This post contains affiliate links, which means I may receive a small commission, at no cost to you, if you make a purchase through a link. Please read my disclosure for more details(Last Updated On: October 18, 2018)
I am super excited to write this post and share my new-found “mini-success” on Pinterest through manually pinning (which I mostly learned through the Pinteresting Strategies ebook). I decided to give Pinterest a try at the beginning of April 2018 (my second month blogging) as a way to drive more traffic to my blog. I saw so many other bloggers who were getting literally hundreds of thousands of monthly visitors from Pinterest. At the time, I was only getting around 20-50 visitors a day and I was getting desperate. I am so glad that I found Pinterest and in this post I am going to share the secret to how I grew my monthly traffic by 10x using Pinterest (manually pinning without Tailwind)! I am now getting over 250-350 daily visitors (300-600 page views per day) to my blog!
My Pinterest can be found here: mytwentycents
Related: How To Pick The Perfect Blog Name
My Pinterest monthly viewers – first 30 days
In the beginning of April, I had almost no followers on Pinterest. I started with only 1,000 monthly viewers. Fast forward 30 days, I am now at over 100,000 monthly viewers and the number is growing day by day.
You can see in the following screenshots the growth in my monthly Pinterest viewers:I bought Carly’s ebook, Pinteresting Strategies, on April 16, 2018 and started implementing the strategies right away. Not surprisingly, that’s exactly when my Pinterest traffic started taking off! And it hasn’t stopped since.
I’d highly recommend Carly’s ebook, it’s the best value resource out there for Pinterest. A lot of bloggers who don’t manually pin exclusively still use and recommend her strategies! I started seeing results right away.
What is Pinterest?
If you haven’t used Pinterest yet, it’s an online pinboard and functions as a visual search engine. You can search just about anything from home decor to recipes and more. The results are displayed as images which you can then “pin” to your own collection of boards.

* _TASK 1_: Quote the records from the start through the line containing "data-point-ccnt [251,445,259,453]", including both of those lines.
* _TASK 2_: Continue the blog post about growing blog traffic with Pinterest, picking up after its last sentence.

* _TASK MATERIAL_:
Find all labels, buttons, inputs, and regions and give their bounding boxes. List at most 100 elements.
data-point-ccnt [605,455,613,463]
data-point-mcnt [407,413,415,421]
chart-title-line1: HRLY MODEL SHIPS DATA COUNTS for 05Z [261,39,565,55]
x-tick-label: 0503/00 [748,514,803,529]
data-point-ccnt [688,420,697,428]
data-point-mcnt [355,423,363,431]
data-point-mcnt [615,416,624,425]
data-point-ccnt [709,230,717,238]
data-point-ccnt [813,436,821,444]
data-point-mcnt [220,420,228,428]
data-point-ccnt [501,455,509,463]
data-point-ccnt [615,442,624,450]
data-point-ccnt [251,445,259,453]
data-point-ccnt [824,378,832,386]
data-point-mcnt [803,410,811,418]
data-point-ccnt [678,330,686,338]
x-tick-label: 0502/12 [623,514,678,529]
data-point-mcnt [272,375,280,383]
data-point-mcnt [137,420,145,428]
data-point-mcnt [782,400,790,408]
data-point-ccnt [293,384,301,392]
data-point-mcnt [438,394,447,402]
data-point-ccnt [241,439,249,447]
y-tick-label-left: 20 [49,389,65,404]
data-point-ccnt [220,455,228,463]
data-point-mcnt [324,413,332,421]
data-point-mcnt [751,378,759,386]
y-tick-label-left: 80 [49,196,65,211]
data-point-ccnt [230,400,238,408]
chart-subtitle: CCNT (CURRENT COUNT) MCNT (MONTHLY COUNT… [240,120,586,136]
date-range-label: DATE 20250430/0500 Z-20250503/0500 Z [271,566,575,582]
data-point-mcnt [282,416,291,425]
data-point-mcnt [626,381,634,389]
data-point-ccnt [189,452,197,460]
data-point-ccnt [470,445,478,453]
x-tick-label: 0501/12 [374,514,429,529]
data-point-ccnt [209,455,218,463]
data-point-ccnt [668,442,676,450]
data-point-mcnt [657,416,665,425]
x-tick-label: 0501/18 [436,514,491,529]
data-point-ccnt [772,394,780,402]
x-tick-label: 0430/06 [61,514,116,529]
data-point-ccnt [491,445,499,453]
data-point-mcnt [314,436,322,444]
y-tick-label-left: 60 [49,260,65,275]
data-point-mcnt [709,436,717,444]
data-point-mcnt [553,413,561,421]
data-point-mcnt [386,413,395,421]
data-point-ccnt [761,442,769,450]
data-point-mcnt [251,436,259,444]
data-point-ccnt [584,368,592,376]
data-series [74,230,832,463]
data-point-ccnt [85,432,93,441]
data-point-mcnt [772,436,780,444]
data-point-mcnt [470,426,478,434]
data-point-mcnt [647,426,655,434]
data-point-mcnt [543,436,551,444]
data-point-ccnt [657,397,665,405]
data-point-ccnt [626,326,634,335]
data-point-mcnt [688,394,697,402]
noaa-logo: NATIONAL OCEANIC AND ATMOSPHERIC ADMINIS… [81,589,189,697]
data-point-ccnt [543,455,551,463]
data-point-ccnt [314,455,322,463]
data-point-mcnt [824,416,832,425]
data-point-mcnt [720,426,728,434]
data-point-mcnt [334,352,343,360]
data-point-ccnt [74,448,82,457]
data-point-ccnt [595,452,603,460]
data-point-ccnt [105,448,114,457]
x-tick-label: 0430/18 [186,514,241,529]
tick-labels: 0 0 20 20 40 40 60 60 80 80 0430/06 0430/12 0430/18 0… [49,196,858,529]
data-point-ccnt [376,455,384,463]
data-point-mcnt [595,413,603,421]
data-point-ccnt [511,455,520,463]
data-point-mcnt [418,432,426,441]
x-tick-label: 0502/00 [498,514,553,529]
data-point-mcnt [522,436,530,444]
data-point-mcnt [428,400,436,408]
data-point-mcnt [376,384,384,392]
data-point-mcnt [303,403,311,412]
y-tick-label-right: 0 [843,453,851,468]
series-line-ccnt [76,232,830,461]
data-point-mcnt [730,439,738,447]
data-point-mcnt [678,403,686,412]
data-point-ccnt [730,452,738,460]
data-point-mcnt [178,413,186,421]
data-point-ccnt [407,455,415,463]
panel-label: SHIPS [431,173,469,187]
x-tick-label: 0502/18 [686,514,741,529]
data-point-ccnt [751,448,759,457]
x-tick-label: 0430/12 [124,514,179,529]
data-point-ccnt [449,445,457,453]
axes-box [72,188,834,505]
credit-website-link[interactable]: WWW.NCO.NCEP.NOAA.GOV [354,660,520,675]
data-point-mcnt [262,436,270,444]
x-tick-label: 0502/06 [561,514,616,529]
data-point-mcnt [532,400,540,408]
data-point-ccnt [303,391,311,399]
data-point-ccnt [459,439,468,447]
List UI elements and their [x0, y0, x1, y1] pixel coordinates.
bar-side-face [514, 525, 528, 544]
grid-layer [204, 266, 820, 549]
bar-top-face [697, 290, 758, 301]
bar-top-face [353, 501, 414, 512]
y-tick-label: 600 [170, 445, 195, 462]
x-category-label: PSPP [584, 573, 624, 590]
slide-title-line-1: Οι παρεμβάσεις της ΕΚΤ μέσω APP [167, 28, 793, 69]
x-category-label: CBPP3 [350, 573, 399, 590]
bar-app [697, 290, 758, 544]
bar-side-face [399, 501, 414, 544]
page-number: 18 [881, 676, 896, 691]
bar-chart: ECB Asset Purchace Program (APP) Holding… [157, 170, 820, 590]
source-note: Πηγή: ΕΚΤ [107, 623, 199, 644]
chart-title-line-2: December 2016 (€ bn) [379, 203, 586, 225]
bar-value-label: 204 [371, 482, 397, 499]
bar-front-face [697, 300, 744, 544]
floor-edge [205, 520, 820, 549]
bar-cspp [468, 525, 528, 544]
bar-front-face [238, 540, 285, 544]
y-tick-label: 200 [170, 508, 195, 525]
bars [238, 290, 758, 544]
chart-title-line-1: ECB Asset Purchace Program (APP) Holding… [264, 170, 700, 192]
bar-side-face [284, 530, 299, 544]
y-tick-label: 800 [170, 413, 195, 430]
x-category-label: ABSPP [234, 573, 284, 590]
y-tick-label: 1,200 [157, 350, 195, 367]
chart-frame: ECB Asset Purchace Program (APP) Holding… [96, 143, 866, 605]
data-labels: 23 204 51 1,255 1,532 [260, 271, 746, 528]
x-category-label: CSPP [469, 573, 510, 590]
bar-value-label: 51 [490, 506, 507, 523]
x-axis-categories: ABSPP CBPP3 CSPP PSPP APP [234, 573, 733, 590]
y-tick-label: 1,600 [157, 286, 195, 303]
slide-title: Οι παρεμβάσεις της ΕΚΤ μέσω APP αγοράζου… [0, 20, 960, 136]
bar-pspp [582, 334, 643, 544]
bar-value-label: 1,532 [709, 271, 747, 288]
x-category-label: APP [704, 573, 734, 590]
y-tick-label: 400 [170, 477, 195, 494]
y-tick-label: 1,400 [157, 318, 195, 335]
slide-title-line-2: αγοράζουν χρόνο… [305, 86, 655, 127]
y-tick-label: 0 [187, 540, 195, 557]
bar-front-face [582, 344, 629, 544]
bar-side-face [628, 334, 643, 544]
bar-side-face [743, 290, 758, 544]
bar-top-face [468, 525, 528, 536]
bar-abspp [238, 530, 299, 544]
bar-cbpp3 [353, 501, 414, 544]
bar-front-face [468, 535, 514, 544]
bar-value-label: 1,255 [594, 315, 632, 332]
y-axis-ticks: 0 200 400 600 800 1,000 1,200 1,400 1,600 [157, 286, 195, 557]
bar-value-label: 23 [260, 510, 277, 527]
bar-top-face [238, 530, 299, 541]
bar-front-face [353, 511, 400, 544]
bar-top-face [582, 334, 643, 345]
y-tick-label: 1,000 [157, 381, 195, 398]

* _TASK ANSWER 1_:
Find all labels, buttons, inputs, and regions and give their bounding boxes. List at most 100 elements.
data-point-ccnt [605,455,613,463]
data-point-mcnt [407,413,415,421]
chart-title-line1: HRLY MODEL SHIPS DATA COUNTS for 05Z [261,39,565,55]
x-tick-label: 0503/00 [748,514,803,529]
data-point-ccnt [688,420,697,428]
data-point-mcnt [355,423,363,431]
data-point-mcnt [615,416,624,425]
data-point-ccnt [709,230,717,238]
data-point-ccnt [813,436,821,444]
data-point-mcnt [220,420,228,428]
data-point-ccnt [501,455,509,463]
data-point-ccnt [615,442,624,450]
data-point-ccnt [251,445,259,453]

* _TASK ANSWER 2_:
It’s a bit difficult to explain. I advise you to just head over to Pinterest and check it out yourself.
My newbie mistakes on Pinterest
Oh boy. When I first started on Pinterest, I was making all of the classic mistakes of a Pinterest newbie. Here’s what I was doing that was totally wrong:
- I thought that you could only pin one image per blog post, EVER! So I only pinned one pin per blog post and was wondering why I never got any traffic.
- I was mass-pinning other people’s content with no rhyme or reason. I didn’t even care if there was a spelling mistake on the pin, I just wanted to pin as much as possible. However, I quickly learned that Pinterest favours quality over quantity. I toned down the rate at which I was pinning but still kept getting more and more traffic (yay!).
- I wasn’t consistent with pinning and only did it once every few days. This was a huge mistake too.
Steps to pinning to monthly 100,000 viewers on Pinterest
Now let me unravel the steps to pinning to your first 100,000 monthly viewers on Pinterest. This is EXACTLY what I did and I am now consistently driving 250-350 viewers to my blog per day (300-600 page views per day). I know this number may look small and insignificant compared to the large bloggers out there, but this is HUGE considering that my blog is only 2 months old and that I have only been using Pinterest for one month.
Follow these steps, they won’t disappoint:
1. Set your blog up for success
There is no sense in driving traffic to your blog if no one wants to read it. Before you even start worrying about Pinterest, the first thing to do is to make sure that your blog is “pin-worthy.”
A blog is pin-worthy if it meets the following criteria:
- Self-hosted (sign up with Bluehost for a free domain)
- Beautiful WordPress theme
- Organized and easy to navigate
- Near-perfect blog posts without any grammatical or spelling errors (I use Grammarly to check over all my blog posts before I publish them)
- Has at least 5-10 high-quality posts
The problem is that people are visual creatures and if your blog is not “pretty,” no one is going to read it. It’s just like with movie stars. You wouldn’t watch a film with an ugly actor in it, would you?
That’s the ugly truth. It doesn’t matter how good your blog post is, what matters is that the information presented in a visually-appealing way. I have to admit, usually when I land on a blog that’s disorderly or ugly, I hit the exit button right away (sorry)!
2. Set your Pinterest account up for success
In this section, I am going to talk about 2 things: branding and SEO.
You want your Pinterest account to have a consistent “brand” which allows Pinterest users to instantly recognize that a pin is yours. I am still working on this one but I usually try to use the same font types and font colours in all my of pins. I also make sure that my blog name is written on each and every one of my posts.
Here’s a screenshot of some of my pins:
See how they all have a consistent look and feel to them? My older pins were hideous and the design was all over the place. I’m slowly working on cleaning my old pins up.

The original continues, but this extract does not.